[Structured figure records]
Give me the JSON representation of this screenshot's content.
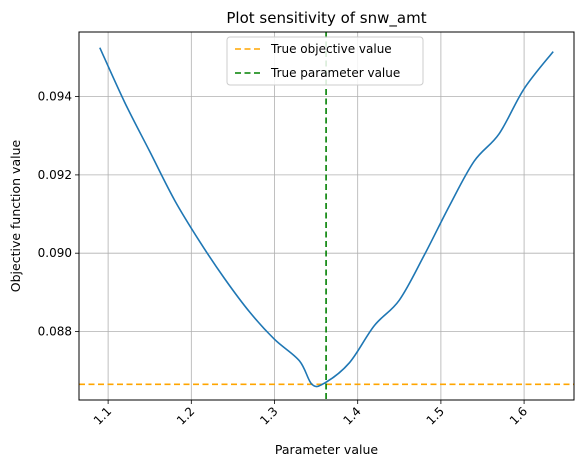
{
  "chart_data": {
    "type": "line",
    "title": "Plot sensitivity of snw_amt",
    "xlabel": "Parameter value",
    "ylabel": "Objective function value",
    "xlim": [
      1.065,
      1.66
    ],
    "ylim": [
      0.08625,
      0.09565
    ],
    "xticks": [
      1.1,
      1.2,
      1.3,
      1.4,
      1.5,
      1.6
    ],
    "xtick_labels": [
      "1.1",
      "1.2",
      "1.3",
      "1.4",
      "1.5",
      "1.6"
    ],
    "yticks": [
      0.088,
      0.09,
      0.092,
      0.094
    ],
    "ytick_labels": [
      "0.088",
      "0.090",
      "0.092",
      "0.094"
    ],
    "xtick_rotation_deg": 45,
    "grid": true,
    "legend_location": "upper center",
    "series": [
      {
        "x": [
          1.09,
          1.12,
          1.15,
          1.18,
          1.21,
          1.24,
          1.27,
          1.3,
          1.33,
          1.345,
          1.36,
          1.39,
          1.42,
          1.45,
          1.48,
          1.51,
          1.54,
          1.57,
          1.6,
          1.635
        ],
        "y": [
          0.09525,
          0.09385,
          0.0926,
          0.09135,
          0.0903,
          0.08935,
          0.0885,
          0.0878,
          0.08725,
          0.08665,
          0.08668,
          0.0872,
          0.08815,
          0.0888,
          0.08995,
          0.0912,
          0.09235,
          0.09305,
          0.0942,
          0.09515
        ],
        "color": "#1f77b4"
      }
    ],
    "reference_lines": [
      {
        "name": "True objective value",
        "orientation": "horizontal",
        "value": 0.08665,
        "color": "#ffa500",
        "style": "dashed"
      },
      {
        "name": "True parameter value",
        "orientation": "vertical",
        "value": 1.362,
        "color": "#008000",
        "style": "dashed"
      }
    ]
  }
}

● **What you will do**: Repeat the material above in full and unchanged, minus its images.

● **Task response**:
Give me the JSON representation of this screenshot's content.
{
  "chart_data": {
    "type": "line",
    "title": "Plot sensitivity of snw_amt",
    "xlabel": "Parameter value",
    "ylabel": "Objective function value",
    "xlim": [
      1.065,
      1.66
    ],
    "ylim": [
      0.08625,
      0.09565
    ],
    "xticks": [
      1.1,
      1.2,
      1.3,
      1.4,
      1.5,
      1.6
    ],
    "xtick_labels": [
      "1.1",
      "1.2",
      "1.3",
      "1.4",
      "1.5",
      "1.6"
    ],
    "yticks": [
      0.088,
      0.09,
      0.092,
      0.094
    ],
    "ytick_labels": [
      "0.088",
      "0.090",
      "0.092",
      "0.094"
    ],
    "xtick_rotation_deg": 45,
    "grid": true,
    "legend_location": "upper center",
    "series": [
      {
        "x": [
          1.09,
          1.12,
          1.15,
          1.18,
          1.21,
          1.24,
          1.27,
          1.3,
          1.33,
          1.345,
          1.36,
          1.39,
          1.42,
          1.45,
          1.48,
          1.51,
          1.54,
          1.57,
          1.6,
          1.635
        ],
        "y": [
          0.09525,
          0.09385,
          0.0926,
          0.09135,
          0.0903,
          0.08935,
          0.0885,
          0.0878,
          0.08725,
          0.08665,
          0.08668,
          0.0872,
          0.08815,
          0.0888,
          0.08995,
          0.0912,
          0.09235,
          0.09305,
          0.0942,
          0.09515
        ],
        "color": "#1f77b4"
      }
    ],
    "reference_lines": [
      {
        "name": "True objective value",
        "orientation": "horizontal",
        "value": 0.08665,
        "color": "#ffa500",
        "style": "dashed"
      },
      {
        "name": "True parameter value",
        "orientation": "vertical",
        "value": 1.362,
        "color": "#008000",
        "style": "dashed"
      }
    ]
  }
}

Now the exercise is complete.